TO BE DONE |
Identify the lines that include the word "deployment", then copy all of them.

SUPPLIED INFORMATION |
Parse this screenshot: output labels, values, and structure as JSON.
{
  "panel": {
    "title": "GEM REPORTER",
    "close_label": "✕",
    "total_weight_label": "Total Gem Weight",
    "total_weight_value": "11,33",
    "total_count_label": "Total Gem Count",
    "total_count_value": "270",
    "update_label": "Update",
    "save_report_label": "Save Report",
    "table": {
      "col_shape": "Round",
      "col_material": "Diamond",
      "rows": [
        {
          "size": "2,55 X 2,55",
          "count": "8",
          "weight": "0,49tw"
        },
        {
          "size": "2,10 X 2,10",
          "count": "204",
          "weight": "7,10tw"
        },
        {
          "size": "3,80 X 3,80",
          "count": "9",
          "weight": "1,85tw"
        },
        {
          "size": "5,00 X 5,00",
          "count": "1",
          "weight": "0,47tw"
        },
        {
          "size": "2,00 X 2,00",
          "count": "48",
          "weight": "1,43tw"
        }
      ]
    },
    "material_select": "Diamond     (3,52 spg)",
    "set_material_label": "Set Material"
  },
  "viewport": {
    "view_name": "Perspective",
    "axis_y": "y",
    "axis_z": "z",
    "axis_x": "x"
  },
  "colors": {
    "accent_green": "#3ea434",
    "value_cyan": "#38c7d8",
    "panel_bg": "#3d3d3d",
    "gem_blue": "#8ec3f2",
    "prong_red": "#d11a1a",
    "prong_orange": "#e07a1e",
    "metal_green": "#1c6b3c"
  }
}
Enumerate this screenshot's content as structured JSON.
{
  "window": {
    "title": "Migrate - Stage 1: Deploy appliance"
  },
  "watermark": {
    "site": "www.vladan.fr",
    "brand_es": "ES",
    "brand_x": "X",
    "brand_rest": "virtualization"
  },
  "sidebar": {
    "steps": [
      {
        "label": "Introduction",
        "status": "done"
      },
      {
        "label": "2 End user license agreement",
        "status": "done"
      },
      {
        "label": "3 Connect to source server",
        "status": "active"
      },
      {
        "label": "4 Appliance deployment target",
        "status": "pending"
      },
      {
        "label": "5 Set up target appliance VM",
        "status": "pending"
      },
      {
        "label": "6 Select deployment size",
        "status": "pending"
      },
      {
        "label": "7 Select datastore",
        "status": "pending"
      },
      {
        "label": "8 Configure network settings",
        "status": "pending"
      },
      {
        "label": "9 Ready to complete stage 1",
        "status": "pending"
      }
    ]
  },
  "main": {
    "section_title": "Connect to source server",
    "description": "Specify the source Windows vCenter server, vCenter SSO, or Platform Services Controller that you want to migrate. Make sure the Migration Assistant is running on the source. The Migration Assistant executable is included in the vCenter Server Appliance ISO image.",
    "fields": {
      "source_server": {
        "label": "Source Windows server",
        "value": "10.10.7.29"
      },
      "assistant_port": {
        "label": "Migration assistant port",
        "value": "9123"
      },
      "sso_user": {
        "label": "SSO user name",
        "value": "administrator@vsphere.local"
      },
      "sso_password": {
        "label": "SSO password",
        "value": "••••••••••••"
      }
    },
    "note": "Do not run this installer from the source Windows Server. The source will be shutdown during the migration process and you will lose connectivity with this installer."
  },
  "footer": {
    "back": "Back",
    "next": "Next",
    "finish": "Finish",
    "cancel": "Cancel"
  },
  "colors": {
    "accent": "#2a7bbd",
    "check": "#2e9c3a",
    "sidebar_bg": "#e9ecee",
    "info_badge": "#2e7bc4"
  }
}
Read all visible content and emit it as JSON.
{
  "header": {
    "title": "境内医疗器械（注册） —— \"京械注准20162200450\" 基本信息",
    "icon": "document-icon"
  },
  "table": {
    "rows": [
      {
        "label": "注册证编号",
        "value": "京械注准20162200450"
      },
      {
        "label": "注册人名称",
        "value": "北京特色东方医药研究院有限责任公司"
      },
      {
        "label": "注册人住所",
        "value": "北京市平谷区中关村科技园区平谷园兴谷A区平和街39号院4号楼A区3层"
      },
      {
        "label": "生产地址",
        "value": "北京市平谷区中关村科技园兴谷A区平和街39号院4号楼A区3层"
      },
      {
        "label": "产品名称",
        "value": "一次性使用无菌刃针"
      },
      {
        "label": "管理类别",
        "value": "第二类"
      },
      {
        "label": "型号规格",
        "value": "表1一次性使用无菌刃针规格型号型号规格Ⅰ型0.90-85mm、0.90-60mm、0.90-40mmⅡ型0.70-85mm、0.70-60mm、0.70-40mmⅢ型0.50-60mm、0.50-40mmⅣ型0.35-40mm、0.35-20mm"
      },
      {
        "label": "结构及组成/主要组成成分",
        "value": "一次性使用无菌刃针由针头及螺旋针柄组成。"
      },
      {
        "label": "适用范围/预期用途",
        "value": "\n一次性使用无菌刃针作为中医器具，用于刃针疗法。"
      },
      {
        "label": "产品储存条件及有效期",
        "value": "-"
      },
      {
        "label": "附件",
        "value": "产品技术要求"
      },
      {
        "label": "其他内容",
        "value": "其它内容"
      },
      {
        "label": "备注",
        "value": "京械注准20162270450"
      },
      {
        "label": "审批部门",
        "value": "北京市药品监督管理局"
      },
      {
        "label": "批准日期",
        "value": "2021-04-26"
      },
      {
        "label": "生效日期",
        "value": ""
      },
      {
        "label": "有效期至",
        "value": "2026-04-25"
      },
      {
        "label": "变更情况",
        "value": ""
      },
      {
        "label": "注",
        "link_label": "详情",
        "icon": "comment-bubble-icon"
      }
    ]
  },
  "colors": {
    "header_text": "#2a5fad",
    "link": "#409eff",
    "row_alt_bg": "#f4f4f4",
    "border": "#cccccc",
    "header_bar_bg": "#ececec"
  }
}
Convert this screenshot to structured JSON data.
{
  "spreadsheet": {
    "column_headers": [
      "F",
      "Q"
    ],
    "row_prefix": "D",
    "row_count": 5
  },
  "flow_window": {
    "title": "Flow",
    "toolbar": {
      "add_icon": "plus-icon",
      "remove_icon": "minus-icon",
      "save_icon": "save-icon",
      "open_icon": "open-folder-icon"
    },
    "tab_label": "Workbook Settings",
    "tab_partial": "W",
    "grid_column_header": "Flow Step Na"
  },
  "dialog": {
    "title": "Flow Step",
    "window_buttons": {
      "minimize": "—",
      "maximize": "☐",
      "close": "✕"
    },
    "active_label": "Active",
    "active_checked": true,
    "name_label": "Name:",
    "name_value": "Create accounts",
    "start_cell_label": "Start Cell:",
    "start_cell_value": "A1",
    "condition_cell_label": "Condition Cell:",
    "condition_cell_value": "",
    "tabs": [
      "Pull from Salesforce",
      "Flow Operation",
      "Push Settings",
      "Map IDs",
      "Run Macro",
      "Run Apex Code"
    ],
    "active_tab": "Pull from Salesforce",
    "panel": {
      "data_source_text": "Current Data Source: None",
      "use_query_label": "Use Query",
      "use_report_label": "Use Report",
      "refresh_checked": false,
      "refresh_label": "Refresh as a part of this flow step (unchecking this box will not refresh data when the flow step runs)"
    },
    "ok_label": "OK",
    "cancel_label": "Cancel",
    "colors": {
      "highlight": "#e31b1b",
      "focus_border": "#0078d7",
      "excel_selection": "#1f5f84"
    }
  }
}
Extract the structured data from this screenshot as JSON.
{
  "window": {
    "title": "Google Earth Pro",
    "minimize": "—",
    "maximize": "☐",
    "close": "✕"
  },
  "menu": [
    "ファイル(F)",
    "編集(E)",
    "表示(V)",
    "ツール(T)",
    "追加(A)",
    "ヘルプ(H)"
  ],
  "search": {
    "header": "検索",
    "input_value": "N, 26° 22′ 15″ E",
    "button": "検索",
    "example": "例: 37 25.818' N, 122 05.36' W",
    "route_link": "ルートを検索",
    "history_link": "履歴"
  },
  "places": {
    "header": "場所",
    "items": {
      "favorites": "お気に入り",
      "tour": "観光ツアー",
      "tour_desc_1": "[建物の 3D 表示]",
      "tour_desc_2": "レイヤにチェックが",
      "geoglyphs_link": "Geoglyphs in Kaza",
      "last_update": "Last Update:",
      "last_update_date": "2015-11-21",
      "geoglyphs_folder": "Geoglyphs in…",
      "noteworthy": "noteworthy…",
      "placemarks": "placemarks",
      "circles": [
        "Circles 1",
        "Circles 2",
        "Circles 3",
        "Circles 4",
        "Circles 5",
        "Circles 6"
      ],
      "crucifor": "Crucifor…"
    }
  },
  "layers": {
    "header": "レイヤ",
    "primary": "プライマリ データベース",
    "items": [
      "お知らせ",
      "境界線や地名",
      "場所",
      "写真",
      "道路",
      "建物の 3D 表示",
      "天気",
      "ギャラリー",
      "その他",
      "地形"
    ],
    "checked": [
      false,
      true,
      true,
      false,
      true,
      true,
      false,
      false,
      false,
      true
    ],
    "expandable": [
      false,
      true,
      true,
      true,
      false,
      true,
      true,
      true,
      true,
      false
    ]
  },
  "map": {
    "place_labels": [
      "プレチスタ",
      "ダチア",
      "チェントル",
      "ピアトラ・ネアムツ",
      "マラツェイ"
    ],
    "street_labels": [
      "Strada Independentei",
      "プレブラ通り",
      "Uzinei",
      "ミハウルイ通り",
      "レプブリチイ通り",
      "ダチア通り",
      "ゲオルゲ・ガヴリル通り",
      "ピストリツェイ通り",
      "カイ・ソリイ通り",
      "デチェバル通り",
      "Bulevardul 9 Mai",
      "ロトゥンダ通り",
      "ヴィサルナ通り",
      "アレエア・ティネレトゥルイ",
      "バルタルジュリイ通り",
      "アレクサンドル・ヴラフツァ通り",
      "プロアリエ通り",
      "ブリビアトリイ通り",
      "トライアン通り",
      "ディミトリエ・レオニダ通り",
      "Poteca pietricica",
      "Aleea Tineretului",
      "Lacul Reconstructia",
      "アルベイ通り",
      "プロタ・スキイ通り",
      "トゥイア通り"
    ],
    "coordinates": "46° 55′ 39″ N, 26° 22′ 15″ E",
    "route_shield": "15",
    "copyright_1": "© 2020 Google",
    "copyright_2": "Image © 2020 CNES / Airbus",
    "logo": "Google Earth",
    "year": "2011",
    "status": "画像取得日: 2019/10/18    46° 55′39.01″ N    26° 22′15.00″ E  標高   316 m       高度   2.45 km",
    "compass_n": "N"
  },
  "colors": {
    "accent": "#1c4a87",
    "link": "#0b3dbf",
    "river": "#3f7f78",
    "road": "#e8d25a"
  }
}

EXERCISE RESULT |
        "label": "4 Appliance deployment target",
        "label": "6 Select deployment size",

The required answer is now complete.